> **Exercise brief**
Find the lines that contain the word "Ζωγράφου" and copy each one.

> **Working data**
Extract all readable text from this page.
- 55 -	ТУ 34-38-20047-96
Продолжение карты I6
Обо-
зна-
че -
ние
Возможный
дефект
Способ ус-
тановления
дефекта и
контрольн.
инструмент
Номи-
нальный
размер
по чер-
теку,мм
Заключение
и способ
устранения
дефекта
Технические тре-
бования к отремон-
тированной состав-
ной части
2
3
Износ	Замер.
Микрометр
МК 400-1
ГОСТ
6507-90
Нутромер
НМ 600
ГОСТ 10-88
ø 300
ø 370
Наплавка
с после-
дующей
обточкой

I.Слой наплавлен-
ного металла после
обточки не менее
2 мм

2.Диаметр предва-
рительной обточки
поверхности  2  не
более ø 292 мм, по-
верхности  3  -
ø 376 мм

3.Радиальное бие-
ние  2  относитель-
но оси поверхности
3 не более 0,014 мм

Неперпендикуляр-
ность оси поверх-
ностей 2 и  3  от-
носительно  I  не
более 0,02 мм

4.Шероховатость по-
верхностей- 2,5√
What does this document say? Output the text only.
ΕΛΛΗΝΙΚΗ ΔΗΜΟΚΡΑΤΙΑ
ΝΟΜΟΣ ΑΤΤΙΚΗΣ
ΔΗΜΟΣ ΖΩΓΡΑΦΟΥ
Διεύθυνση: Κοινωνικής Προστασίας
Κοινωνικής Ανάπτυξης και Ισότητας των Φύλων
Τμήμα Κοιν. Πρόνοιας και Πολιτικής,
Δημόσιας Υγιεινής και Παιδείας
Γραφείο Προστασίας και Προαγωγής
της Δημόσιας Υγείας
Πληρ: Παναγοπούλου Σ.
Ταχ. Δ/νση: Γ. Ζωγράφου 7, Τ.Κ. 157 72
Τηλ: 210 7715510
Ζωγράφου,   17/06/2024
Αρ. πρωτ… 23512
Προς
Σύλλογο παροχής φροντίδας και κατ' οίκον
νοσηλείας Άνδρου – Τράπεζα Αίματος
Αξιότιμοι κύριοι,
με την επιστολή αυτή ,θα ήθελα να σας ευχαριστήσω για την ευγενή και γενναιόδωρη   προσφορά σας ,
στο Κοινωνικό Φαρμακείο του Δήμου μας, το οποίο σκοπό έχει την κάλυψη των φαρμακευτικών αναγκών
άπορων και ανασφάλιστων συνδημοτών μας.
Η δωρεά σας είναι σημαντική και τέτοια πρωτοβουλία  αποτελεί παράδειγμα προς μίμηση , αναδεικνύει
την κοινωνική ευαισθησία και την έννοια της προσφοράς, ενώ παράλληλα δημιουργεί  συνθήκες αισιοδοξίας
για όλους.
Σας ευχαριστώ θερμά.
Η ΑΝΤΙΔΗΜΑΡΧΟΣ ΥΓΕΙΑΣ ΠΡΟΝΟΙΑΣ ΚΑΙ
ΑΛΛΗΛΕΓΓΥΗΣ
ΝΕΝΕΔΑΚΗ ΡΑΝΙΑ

> **Answer for this exercise**
Ταχ. Δ/νση: Γ. Ζωγράφου 7, Τ.Κ. 157 72
Ζωγράφου,   17/06/2024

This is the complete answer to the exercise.